> _Task to complete_:
Spot each line that carries the word "text"; copy those lines.

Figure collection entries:
— START —
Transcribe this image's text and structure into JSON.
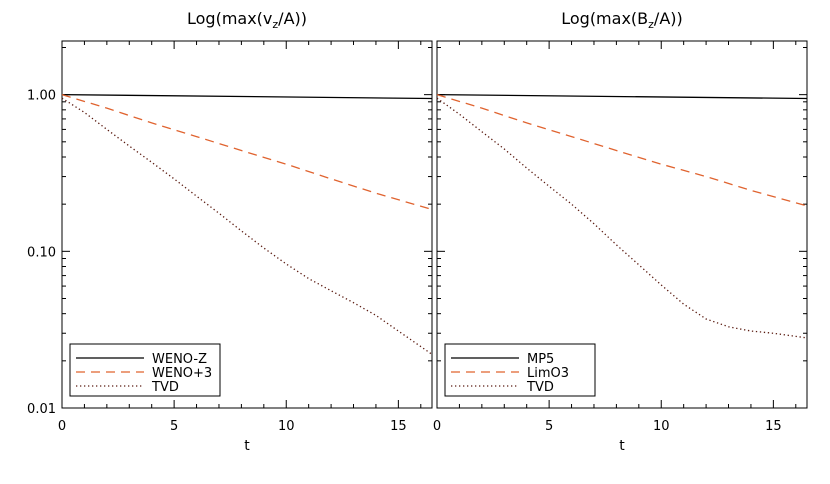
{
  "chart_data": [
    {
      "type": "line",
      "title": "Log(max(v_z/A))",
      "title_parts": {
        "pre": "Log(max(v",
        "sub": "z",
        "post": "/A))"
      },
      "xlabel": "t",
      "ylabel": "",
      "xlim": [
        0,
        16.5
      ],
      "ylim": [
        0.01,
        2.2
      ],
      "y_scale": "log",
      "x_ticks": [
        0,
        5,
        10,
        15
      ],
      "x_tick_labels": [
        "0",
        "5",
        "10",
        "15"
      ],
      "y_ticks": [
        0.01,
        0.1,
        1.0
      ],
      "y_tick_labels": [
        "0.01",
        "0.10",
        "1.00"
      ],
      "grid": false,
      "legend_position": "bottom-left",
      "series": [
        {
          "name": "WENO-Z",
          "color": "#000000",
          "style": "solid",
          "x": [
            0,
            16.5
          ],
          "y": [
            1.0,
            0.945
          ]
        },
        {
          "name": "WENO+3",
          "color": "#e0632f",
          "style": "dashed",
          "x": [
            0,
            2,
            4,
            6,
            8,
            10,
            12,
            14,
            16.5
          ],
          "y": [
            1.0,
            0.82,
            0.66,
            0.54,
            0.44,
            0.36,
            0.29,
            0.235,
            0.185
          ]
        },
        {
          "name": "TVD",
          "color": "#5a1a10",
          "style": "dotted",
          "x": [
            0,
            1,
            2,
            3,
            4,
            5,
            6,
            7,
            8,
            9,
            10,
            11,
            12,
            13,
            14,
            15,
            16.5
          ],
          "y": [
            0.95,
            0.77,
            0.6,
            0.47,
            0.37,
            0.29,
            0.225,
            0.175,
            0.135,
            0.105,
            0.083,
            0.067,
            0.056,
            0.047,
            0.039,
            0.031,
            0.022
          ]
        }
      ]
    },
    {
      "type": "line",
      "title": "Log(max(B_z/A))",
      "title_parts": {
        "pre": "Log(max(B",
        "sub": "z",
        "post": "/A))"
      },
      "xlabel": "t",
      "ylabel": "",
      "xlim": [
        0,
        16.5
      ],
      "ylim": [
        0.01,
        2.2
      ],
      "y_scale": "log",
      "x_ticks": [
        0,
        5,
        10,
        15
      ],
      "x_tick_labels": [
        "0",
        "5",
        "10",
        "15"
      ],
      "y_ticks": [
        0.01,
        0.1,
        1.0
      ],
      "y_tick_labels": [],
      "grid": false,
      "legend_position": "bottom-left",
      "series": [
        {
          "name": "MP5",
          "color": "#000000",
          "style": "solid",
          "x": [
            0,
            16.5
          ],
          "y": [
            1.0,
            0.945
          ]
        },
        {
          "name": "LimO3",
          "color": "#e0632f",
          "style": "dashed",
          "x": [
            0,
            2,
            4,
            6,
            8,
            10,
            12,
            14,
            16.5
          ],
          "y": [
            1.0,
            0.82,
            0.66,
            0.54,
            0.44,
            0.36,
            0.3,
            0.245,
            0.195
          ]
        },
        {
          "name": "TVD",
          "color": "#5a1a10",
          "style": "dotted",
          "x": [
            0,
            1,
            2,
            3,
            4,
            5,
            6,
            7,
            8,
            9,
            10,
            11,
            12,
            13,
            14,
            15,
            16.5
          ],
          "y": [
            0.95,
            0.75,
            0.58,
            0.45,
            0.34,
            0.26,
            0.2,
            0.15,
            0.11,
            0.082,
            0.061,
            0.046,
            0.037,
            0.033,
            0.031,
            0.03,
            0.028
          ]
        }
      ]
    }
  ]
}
— END —
— START —
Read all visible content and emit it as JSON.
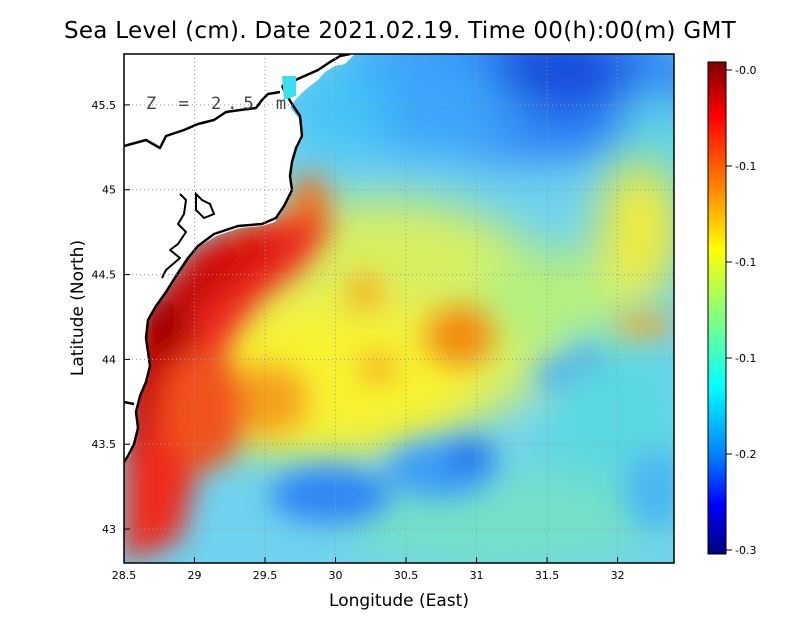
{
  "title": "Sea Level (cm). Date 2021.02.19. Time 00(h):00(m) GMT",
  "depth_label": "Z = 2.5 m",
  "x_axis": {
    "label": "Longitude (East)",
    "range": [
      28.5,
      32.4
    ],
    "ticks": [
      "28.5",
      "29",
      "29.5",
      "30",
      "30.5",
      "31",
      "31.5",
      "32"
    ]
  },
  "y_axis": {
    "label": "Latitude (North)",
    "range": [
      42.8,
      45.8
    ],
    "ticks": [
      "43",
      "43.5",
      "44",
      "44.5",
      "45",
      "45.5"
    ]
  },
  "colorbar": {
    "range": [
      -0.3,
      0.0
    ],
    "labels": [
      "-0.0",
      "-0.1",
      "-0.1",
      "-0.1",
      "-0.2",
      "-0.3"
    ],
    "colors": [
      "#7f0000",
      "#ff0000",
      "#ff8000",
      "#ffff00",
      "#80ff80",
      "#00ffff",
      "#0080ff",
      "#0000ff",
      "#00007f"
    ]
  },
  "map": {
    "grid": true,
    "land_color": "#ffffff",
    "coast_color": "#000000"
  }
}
— END —
— START —
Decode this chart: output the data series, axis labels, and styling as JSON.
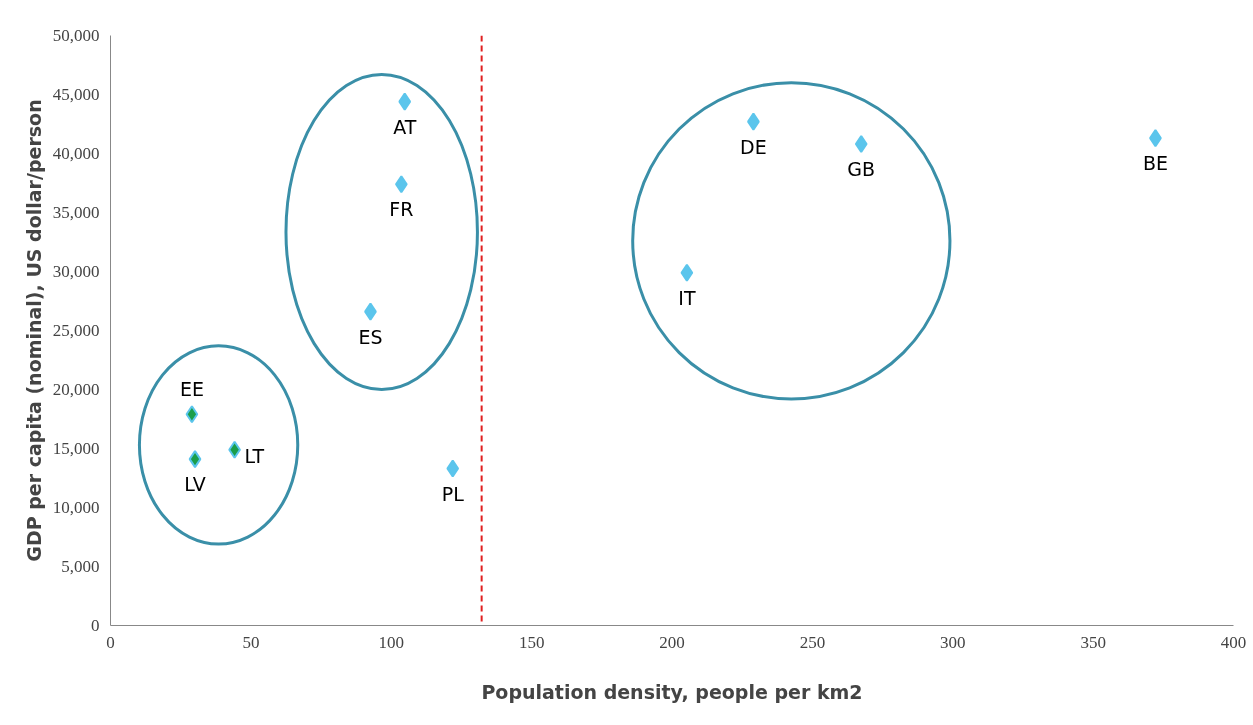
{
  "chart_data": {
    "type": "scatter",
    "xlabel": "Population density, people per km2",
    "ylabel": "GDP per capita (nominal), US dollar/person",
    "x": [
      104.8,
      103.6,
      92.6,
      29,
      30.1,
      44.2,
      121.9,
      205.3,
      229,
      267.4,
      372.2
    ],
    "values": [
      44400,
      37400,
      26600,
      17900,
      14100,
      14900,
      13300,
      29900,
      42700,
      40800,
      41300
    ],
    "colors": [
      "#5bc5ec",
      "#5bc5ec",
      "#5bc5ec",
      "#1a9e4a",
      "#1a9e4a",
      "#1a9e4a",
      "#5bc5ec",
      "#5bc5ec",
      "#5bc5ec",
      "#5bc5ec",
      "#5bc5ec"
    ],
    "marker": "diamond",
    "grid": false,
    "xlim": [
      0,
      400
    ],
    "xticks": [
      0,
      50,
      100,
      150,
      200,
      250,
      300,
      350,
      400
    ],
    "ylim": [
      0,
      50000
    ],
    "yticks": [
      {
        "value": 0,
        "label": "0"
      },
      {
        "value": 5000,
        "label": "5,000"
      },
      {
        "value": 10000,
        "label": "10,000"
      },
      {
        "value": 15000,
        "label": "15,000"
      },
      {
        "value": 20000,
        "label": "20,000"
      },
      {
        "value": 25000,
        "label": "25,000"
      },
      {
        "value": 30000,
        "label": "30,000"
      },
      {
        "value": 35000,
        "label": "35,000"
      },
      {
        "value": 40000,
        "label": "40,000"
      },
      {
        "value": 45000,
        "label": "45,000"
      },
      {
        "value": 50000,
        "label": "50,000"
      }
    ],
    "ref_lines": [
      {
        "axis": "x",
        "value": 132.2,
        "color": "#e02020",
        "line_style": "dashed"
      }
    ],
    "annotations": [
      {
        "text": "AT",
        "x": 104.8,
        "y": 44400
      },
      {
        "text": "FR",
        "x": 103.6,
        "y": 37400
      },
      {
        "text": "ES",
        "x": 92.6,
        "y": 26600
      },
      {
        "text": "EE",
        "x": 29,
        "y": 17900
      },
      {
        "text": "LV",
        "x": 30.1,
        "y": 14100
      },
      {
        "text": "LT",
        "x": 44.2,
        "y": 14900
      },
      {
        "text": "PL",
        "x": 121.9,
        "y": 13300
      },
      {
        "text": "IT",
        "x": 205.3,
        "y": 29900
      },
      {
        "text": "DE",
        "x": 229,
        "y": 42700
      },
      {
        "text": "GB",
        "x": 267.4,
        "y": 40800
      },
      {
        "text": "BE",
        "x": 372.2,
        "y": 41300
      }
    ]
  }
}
— END —
> _Full response_:
Transcribe this image's text and structure into JSON.
        "text": "AT",
        "text": "FR",
        "text": "ES",
        "text": "EE",
        "text": "LV",
        "text": "LT",
        "text": "PL",
        "text": "IT",
        "text": "DE",
        "text": "GB",
        "text": "BE",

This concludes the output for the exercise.